PROBLEM SET
1/ Do the following statements agree with the house-flipping forum posts below? For each, answer yes or no and quote the deciding words from the posts. (a) The insurance agent offers to cover a flip house for the estimated investment including repairs. (b) The poster plans to buy rental property together with the partner. (c) The post-rehab value of the small flip is 45k.
2/ Rewrite the paragraph of the house-flipping forum posts that begins "I talked to my insurance agent." as a short bulleted list, keeping its main facts.
3/ Continue the house-flipping forum posts below, picking up right after their final sentence.

READING PASSAGE
I feel reasonably equipped for what we are trying to accomplish ( financial freedom in 5 years) but wide open to suggestions, guidance, mentoring, and changing the plan as needed;when needed.   any and all feedback is appreciated.

My main concerns are:  

1. Is my profit margin goals to low/high

2. should i buy and hold every other house or two to start building cash flow now or just keep flipping untill i can roll on a 'big' complex or something

3.  any reason not to start a second or third partnership with a different investor. ( different area, different price ranges, different skills to bring to the table etc.) 

4.  taxes in general.   My wife and I are very blessed with our current income but with that we have great big taxes every year.  will i actually be able to enjoy any of the money i hope to make now, or should i just accrue until I am ready to quit my job completely someday?  

5.  Does anyone out there acquire rentals with a partner?  I am inclined to buy the rental property by myself since it is a much more long term asset.  As of right now, if my partner and i decide to part ways, we simply have to wait untill the next flip sells and then we are done.

Thank you all..  I hope you will be seeing lots more of me in the future.

Post: insurance on/during a house flip...

Sam HickeyPosted
  • Flipper/Rehabber
  • Joplin Missouri
  • Posts 18
  • Votes 8

Perry,

I talked to my insurance agent.  I was impressed to find that the insurance policies she had set me up with were including the things you mentioned.  Transients, and accidental damage etc..    Her and her husband are also real estate investors and mentioned that the transient house fire happens more often than one would think.. 

Thanks for the tips.

Post: insurance on/during a house flip...

Sam HickeyPosted
  • Flipper/Rehabber
  • Joplin Missouri
  • Posts 18
  • Votes 8

Hello,

My insurance agent offers me the option to insure a flip house for the estimated investment including repair costs or...  the estimated value after repairs.

purchase house for 30k rehab for 10k

post rehab value is 65k

its a small flip but should be short and sweet..  should i insure for 65k at 900 annual or 40 for 600 annual?

DATA SECTION
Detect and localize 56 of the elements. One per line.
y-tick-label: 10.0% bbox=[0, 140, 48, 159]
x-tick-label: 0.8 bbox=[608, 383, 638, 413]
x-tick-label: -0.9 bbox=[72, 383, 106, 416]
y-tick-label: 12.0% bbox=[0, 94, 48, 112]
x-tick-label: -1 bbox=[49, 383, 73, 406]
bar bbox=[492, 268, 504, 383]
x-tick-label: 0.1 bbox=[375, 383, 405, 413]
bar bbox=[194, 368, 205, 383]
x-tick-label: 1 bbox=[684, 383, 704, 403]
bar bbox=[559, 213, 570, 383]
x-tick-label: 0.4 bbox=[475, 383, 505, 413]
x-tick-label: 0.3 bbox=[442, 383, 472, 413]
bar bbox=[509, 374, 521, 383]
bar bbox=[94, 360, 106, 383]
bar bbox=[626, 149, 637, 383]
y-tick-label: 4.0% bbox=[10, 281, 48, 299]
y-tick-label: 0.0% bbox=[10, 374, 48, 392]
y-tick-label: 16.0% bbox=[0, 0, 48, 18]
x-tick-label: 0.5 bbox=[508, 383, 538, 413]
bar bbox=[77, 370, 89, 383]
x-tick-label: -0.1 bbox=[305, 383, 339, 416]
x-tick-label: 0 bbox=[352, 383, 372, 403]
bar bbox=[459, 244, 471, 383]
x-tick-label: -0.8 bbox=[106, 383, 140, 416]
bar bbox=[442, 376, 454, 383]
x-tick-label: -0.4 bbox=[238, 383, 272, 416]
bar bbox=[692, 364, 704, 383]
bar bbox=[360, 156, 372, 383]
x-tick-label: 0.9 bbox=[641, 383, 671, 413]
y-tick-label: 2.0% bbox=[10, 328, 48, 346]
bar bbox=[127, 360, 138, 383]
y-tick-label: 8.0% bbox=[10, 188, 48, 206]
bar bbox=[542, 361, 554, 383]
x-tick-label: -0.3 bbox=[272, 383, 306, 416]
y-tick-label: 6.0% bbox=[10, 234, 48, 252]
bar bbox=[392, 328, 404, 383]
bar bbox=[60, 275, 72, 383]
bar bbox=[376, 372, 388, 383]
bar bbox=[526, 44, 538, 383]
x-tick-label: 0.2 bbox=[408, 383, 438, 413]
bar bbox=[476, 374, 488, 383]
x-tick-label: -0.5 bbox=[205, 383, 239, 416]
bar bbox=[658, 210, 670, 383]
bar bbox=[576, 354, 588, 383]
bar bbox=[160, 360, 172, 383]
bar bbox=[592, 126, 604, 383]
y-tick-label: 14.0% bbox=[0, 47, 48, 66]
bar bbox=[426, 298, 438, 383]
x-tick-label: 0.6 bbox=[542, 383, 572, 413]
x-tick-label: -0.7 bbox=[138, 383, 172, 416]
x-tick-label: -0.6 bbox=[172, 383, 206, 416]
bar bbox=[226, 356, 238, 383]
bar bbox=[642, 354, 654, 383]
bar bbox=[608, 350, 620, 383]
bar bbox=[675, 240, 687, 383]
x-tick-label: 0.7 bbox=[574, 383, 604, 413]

RESPONSES
1/
(a) Yes: "the option to insure a flip house for the estimated investment including repair costs"
(b) No: "I am inclined to buy the rental property by myself"
(c) No: "post rehab value is 65k"

2/
- The insurance agent's policies already cover the things Perry mentioned, such as transients and accidental damage.
- The agent and her husband are also real estate investors.
- They say house fires caused by transients happen more often than one would think.

3/
Post: Turn time on flip house help

Sam HickeyPosted
  • Flipper/Rehabber
  • Joplin Missouri
  • Posts 18
  • Votes 8
@J Scott @J Scott Thank you for your response ( I just got your book and plan to read this week). I’ve run the numbers and waiting for better price has potential to return 26k net....on initial investment of 10 DOWN PAYMENT However, I’m looking at 2 more houses with good IRR But can’t jump until I have some more cash flow ( or shouldn’t anyways). So 15k return now and I lose out on 11k but waiting for the right buyer could cost me these two other opportunities. My partner wants to wait for most money ( hitting double or triples). I want to buy more houses and at the moment need the cash out of the current project sooner so we can hit singles and doubles on three houses instead of waiting for this one to hit a triple. Im not In a jam or anythIng just wonderIng If there Is a common Ideaology for prIcIng lower to sell faster as a rule ETC Thanks agaIn

Post: Turn time on flip house help

Sam HickeyPosted
  • Flipper/Rehabber
  • Joplin Missouri
  • Posts 18
  • Votes 8
I am new to flipping but shooting out the gate. I have successfully sold my first, second is listed, and under contract to buy 4 more over the next three months. I do have a partner and we are bankrolling the down payments ourselves at 20% equity with a local bank for additional financing. My question is. My second house is listed for 99k. I believe it will sell at that price or close but maybe not as fast. I believe I could sell it really fast at 85k ish... I have 67 in it after commission and all. Is it better to sell fast ( hit singles) and re-invest in the next flip or wait to make the most per house. I can see the logic going both ways but would like to hear from some experienced flippers. Thx.